### Work required:
Report all lines holding "color".

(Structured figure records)
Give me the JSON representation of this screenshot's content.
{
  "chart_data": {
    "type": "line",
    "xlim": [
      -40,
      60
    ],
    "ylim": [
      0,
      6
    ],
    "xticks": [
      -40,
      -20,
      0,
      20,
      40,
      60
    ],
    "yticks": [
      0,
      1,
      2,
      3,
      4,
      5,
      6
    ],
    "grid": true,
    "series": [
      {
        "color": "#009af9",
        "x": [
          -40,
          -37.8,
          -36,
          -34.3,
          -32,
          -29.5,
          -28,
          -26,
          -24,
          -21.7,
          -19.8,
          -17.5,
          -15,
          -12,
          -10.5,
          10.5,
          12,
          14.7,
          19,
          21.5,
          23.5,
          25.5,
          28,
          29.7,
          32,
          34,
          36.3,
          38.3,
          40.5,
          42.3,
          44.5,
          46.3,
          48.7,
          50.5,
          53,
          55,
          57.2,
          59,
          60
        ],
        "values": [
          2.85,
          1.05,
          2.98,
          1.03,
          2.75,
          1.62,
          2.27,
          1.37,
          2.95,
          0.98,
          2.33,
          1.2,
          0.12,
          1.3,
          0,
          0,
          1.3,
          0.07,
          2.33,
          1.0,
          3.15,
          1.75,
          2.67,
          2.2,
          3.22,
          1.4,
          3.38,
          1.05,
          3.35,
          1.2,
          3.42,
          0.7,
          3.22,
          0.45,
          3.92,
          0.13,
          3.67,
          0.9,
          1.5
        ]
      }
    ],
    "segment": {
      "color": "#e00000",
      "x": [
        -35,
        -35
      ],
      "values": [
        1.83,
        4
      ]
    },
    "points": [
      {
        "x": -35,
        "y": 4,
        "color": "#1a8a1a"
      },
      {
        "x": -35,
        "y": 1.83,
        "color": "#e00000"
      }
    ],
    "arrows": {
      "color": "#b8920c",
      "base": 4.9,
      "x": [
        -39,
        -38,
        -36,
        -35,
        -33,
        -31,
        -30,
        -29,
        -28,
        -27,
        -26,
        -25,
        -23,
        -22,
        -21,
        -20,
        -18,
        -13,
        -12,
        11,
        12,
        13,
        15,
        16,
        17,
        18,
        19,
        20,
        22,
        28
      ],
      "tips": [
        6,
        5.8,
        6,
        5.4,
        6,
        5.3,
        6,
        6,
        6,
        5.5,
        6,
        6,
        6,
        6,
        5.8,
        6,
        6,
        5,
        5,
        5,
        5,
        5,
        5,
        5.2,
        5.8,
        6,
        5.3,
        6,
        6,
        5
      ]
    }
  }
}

### Task solution:
        "color": "#009af9",
      "color": "#e00000",
        "color": "#1a8a1a"
        "color": "#e00000"
      "color": "#b8920c",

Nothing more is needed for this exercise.